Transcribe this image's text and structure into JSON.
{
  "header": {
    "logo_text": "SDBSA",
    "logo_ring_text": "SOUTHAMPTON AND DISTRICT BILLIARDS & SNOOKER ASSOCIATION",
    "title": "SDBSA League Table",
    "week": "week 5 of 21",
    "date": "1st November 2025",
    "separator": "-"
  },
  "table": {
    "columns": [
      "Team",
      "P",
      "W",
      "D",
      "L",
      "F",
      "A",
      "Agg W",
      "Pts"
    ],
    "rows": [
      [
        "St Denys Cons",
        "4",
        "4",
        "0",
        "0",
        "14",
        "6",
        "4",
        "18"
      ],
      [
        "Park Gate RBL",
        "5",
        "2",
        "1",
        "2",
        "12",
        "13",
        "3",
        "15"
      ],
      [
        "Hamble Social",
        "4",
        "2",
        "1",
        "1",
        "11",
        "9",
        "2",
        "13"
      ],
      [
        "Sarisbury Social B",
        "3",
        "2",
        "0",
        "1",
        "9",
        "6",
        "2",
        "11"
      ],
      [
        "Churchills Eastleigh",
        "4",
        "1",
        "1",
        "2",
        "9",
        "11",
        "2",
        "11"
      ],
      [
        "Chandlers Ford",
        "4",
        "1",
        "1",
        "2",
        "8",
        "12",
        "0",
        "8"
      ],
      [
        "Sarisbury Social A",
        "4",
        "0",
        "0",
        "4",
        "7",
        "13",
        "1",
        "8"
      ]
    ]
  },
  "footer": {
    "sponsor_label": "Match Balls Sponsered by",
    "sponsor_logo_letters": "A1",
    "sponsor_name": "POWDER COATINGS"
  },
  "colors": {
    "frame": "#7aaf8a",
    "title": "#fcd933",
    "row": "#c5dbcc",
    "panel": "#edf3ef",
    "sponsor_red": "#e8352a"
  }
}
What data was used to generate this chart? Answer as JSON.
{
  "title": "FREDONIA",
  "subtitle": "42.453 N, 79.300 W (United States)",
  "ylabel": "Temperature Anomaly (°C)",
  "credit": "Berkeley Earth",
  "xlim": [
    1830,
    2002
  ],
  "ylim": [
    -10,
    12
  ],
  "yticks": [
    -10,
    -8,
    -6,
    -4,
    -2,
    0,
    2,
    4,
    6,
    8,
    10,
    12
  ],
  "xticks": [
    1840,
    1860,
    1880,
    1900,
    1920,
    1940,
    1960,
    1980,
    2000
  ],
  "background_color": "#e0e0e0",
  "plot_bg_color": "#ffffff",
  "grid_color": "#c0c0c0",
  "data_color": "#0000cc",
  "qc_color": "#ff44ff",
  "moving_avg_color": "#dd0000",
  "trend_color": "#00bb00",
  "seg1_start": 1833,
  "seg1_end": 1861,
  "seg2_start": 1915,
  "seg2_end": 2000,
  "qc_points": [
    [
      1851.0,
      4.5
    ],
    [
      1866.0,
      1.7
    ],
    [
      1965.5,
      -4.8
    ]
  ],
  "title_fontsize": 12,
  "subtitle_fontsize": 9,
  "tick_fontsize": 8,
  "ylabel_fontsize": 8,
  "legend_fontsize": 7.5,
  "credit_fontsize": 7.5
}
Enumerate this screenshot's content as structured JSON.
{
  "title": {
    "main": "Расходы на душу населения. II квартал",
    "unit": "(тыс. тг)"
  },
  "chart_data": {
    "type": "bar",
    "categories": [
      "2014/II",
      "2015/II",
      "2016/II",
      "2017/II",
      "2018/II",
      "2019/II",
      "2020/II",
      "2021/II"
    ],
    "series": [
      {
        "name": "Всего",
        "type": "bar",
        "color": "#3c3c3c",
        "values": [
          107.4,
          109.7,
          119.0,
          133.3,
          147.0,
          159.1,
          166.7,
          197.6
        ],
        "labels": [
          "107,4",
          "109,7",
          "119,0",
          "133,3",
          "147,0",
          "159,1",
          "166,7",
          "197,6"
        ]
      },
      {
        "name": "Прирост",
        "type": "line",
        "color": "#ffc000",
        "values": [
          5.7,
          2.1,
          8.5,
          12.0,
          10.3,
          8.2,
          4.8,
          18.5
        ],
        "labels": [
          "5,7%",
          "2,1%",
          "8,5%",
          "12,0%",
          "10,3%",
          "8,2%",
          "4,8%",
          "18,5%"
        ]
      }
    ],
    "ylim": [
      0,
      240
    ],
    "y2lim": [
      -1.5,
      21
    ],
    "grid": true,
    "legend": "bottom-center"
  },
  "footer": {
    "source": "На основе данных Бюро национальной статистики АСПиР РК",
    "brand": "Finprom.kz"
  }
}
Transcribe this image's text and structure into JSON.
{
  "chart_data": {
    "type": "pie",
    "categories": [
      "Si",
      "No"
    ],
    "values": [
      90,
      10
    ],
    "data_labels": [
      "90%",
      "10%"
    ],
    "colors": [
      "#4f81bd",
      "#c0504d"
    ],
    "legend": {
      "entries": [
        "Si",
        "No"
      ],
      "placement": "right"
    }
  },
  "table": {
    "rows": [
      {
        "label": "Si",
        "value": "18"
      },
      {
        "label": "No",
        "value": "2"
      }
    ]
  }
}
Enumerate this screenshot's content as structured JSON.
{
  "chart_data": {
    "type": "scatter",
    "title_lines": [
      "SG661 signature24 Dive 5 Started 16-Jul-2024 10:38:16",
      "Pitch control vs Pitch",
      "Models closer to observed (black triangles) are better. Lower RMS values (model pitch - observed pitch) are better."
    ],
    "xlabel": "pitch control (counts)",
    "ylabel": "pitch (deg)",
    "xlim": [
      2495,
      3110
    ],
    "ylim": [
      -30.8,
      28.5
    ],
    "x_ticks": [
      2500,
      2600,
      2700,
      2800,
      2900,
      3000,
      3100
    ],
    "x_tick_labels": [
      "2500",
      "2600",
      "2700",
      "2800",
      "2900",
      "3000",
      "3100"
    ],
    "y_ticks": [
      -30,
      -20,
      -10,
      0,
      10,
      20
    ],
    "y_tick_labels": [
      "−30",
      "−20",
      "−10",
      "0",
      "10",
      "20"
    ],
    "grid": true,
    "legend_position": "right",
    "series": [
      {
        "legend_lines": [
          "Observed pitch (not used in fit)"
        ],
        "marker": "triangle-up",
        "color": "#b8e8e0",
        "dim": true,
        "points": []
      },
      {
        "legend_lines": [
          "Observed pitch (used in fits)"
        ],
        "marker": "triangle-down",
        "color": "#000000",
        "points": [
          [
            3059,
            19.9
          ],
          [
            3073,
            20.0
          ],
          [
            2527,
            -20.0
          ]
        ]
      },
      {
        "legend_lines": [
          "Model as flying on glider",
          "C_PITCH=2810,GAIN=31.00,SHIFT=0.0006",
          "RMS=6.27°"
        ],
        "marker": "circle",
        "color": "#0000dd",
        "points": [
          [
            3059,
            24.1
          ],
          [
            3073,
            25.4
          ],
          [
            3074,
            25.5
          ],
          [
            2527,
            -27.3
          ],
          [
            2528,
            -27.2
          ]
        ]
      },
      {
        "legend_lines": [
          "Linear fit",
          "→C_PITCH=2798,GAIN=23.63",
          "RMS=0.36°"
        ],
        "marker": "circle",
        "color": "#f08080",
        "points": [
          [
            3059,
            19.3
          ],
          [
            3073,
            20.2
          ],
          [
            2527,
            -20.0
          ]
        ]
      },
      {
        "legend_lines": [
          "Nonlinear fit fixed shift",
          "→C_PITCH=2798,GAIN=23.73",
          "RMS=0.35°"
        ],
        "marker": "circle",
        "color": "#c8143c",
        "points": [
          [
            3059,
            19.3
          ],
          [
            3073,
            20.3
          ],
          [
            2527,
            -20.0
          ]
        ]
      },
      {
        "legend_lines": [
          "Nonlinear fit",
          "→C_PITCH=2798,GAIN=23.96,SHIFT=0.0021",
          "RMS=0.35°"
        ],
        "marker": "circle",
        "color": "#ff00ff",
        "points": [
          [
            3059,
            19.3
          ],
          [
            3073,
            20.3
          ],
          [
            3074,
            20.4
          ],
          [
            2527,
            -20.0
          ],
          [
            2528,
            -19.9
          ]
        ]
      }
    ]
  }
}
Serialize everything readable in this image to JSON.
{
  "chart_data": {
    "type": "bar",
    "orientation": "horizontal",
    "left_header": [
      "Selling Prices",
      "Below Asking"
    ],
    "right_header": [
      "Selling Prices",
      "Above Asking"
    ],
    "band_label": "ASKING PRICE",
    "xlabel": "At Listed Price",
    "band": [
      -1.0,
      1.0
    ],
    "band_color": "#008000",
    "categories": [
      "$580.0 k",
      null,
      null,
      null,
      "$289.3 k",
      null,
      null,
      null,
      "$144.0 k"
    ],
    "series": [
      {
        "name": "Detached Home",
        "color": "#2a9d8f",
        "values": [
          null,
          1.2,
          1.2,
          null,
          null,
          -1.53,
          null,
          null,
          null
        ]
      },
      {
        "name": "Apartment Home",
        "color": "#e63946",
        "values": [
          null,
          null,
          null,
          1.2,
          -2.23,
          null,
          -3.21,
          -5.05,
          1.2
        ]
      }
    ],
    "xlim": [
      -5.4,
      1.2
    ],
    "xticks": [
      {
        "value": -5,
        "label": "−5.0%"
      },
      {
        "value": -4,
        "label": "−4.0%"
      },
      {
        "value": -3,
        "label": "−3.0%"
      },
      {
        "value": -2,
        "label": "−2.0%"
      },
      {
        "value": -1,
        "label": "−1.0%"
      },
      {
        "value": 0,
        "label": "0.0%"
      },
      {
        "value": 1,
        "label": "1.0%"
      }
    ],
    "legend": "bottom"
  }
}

────────────────────

[Exercise description] Take the line with "Serialize everything readable" and all lines after it through the end of the records, and write them out exactly; include nothing else.

[Completed task]
Serialize everything readable in this image to JSON.
{
  "chart_data": {
    "type": "bar",
    "orientation": "horizontal",
    "left_header": [
      "Selling Prices",
      "Below Asking"
    ],
    "right_header": [
      "Selling Prices",
      "Above Asking"
    ],
    "band_label": "ASKING PRICE",
    "xlabel": "At Listed Price",
    "band": [
      -1.0,
      1.0
    ],
    "band_color": "#008000",
    "categories": [
      "$580.0 k",
      null,
      null,
      null,
      "$289.3 k",
      null,
      null,
      null,
      "$144.0 k"
    ],
    "series": [
      {
        "name": "Detached Home",
        "color": "#2a9d8f",
        "values": [
          null,
          1.2,
          1.2,
          null,
          null,
          -1.53,
          null,
          null,
          null
        ]
      },
      {
        "name": "Apartment Home",
        "color": "#e63946",
        "values": [
          null,
          null,
          null,
          1.2,
          -2.23,
          null,
          -3.21,
          -5.05,
          1.2
        ]
      }
    ],
    "xlim": [
      -5.4,
      1.2
    ],
    "xticks": [
      {
        "value": -5,
        "label": "−5.0%"
      },
      {
        "value": -4,
        "label": "−4.0%"
      },
      {
        "value": -3,
        "label": "−3.0%"
      },
      {
        "value": -2,
        "label": "−2.0%"
      },
      {
        "value": -1,
        "label": "−1.0%"
      },
      {
        "value": 0,
        "label": "0.0%"
      },
      {
        "value": 1,
        "label": "1.0%"
      }
    ],
    "legend": "bottom"
  }
}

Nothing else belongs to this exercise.